[WHAT YOU NEED TO DO] Transcribe the records that follow. Keep every word exactly, and drop the pictures.

[Begin]

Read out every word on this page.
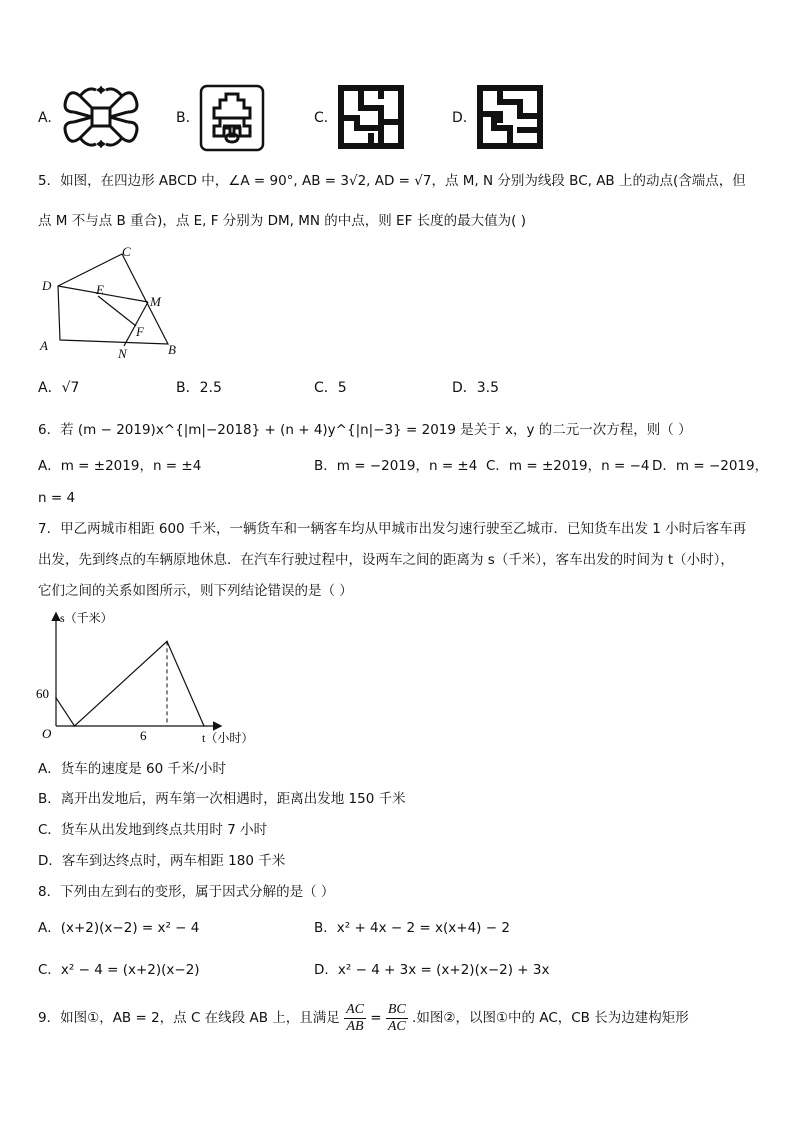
A.	B.	C.	D.
5．如图，在四边形 ABCD 中，∠A = 90°, AB = 3√2, AD = √7，点 M, N 分别为线段 BC, AB 上的动点(含端点，但
点 M 不与点 B 重合)，点 E, F 分别为 DM, MN 的中点，则 EF 长度的最大值为( )
C
D	E
M
F
A
N	B
A．√7	B．2.5	C．5	D．3.5
6．若 (m − 2019)x^{|m|−2018} + (n + 4)y^{|n|−3} = 2019 是关于 x，y 的二元一次方程，则（ ）
A．m = ±2019，n = ±4	B．m = −2019，n = ±4 C．m = ±2019，n = −4 D．m = −2019，
n = 4
7．甲乙两城市相距 600 千米，一辆货车和一辆客车均从甲城市出发匀速行驶至乙城市．已知货车出发 1 小时后客车再
出发，先到终点的车辆原地休息．在汽车行驶过程中，设两车之间的距离为 s（千米），客车出发的时间为 t（小时），
它们之间的关系如图所示，则下列结论错误的是（ ）
s（千米）
t（小时）
O
60
6
A．货车的速度是 60 千米/小时
B．离开出发地后，两车第一次相遇时，距离出发地 150 千米
C．货车从出发地到终点共用时 7 小时
D．客车到达终点时，两车相距 180 千米
8．下列由左到右的变形，属于因式分解的是（ ）
A．(x+2)(x−2) = x² − 4	B．x² + 4x − 2 = x(x+4) − 2
C．x² − 4 = (x+2)(x−2)	D．x² − 4 + 3x = (x+2)(x−2) + 3x
9．如图①，AB = 2，点 C 在线段 AB 上，且满足 $\frac{AC}{AB} = \frac{BC}{AC}$ .如图②，以图①中的 AC，CB 长为边建构矩形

[End]

[ANSWER IN FULL]
Read out every word on this page.
A.	B.	C.	D.
5．如图，在四边形 ABCD 中，∠A = 90°, AB = 3√2, AD = √7，点 M, N 分别为线段 BC, AB 上的动点(含端点，但
点 M 不与点 B 重合)，点 E, F 分别为 DM, MN 的中点，则 EF 长度的最大值为( )
C
D	E
M
F
A
N	B
A．√7	B．2.5	C．5	D．3.5
6．若 (m − 2019)x^{|m|−2018} + (n + 4)y^{|n|−3} = 2019 是关于 x，y 的二元一次方程，则（ ）
A．m = ±2019，n = ±4	B．m = −2019，n = ±4 C．m = ±2019，n = −4 D．m = −2019，
n = 4
7．甲乙两城市相距 600 千米，一辆货车和一辆客车均从甲城市出发匀速行驶至乙城市．已知货车出发 1 小时后客车再
出发，先到终点的车辆原地休息．在汽车行驶过程中，设两车之间的距离为 s（千米），客车出发的时间为 t（小时），
它们之间的关系如图所示，则下列结论错误的是（ ）
s（千米）
t（小时）
O
60
6
A．货车的速度是 60 千米/小时
B．离开出发地后，两车第一次相遇时，距离出发地 150 千米
C．货车从出发地到终点共用时 7 小时
D．客车到达终点时，两车相距 180 千米
8．下列由左到右的变形，属于因式分解的是（ ）
A．(x+2)(x−2) = x² − 4	B．x² + 4x − 2 = x(x+4) − 2
C．x² − 4 = (x+2)(x−2)	D．x² − 4 + 3x = (x+2)(x−2) + 3x
9．如图①，AB = 2，点 C 在线段 AB 上，且满足 $\frac{AC}{AB} = \frac{BC}{AC}$ .如图②，以图①中的 AC，CB 长为边建构矩形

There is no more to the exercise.